Stored data

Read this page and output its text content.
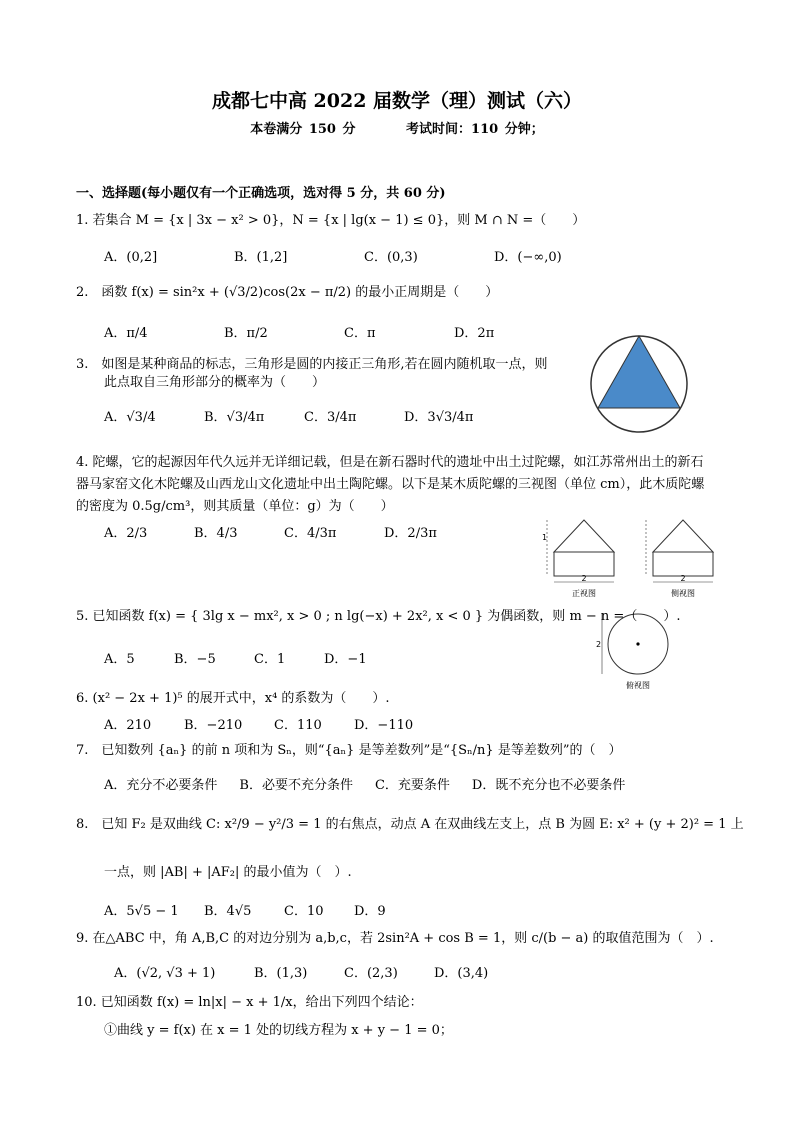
成都七中高 2022 届数学（理）测试（六）
本卷满分 150 分	考试时间：110 分钟；
一、选择题(每小题仅有一个正确选项，选对得 5 分，共 60 分)
1. 若集合 M = {x | 3x − x² > 0}，N = {x | lg(x − 1) ≤ 0}，则 M ∩ N =（　　）
A．(0,2]	B．(1,2]	C．(0,3)	D．(−∞,0)
2.　函数 f(x) = sin²x + (√3/2)cos(2x − π/2) 的最小正周期是（　　）
A．π/4	B．π/2	C．π	D．2π
3.　如图是某种商品的标志，三角形是圆的内接正三角形,若在圆内随机取一点，则
此点取自三角形部分的概率为（　　）
A．√3/4	B．√3/4π	C．3/4π	D．3√3/4π
4. 陀螺，它的起源因年代久远并无详细记载，但是在新石器时代的遗址中出土过陀螺，如江苏常州出土的新石器马家窑文化木陀螺及山西龙山文化遗址中出土陶陀螺。以下是某木质陀螺的三视图（单位 cm），此木质陀螺的密度为 0.5g/cm³，则其质量（单位：g）为（　　）
A．2/3	B．4/3	C．4/3π	D．2/3π
2
1
正视图
2
侧视图
2
俯视图
5. 已知函数 f(x) = { 3lg x − mx², x > 0 ; n lg(−x) + 2x², x < 0 } 为偶函数，则 m − n =（　　）.
A．5	B．−5	C．1	D．−1
6. (x² − 2x + 1)⁵ 的展开式中，x⁴ 的系数为（　　）.
A．210	B．−210 C．110 D．−110
7.　已知数列 {aₙ} 的前 n 项和为 Sₙ，则“{aₙ} 是等差数列”是“{Sₙ/n} 是等差数列”的（　）
A．充分不必要条件 B．必要不充分条件 C．充要条件 D．既不充分也不必要条件
8.　已知 F₂ 是双曲线 C: x²/9 − y²/3 = 1 的右焦点，动点 A 在双曲线左支上，点 B 为圆 E: x² + (y + 2)² = 1 上
一点，则 |AB| + |AF₂| 的最小值为（　）.
A．5√5 − 1 B．4√5	C．10 D．9
9. 在△ABC 中，角 A,B,C 的对边分别为 a,b,c，若 2sin²A + cos B = 1，则 c/(b − a) 的取值范围为（　）.
A．(√2, √3 + 1)	B．(1,3)	C．(2,3)	D．(3,4)
10. 已知函数 f(x) = ln|x| − x + 1/x，给出下列四个结论：
①曲线 y = f(x) 在 x = 1 处的切线方程为 x + y − 1 = 0；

- Written request
Find the word "已知函数" in the data and copy out each line where it turns up.

- Response
5. 已知函数 f(x) = { 3lg x − mx², x > 0 ; n lg(−x) + 2x², x < 0 } 为偶函数，则 m − n =（　　）.
10. 已知函数 f(x) = ln|x| − x + 1/x，给出下列四个结论：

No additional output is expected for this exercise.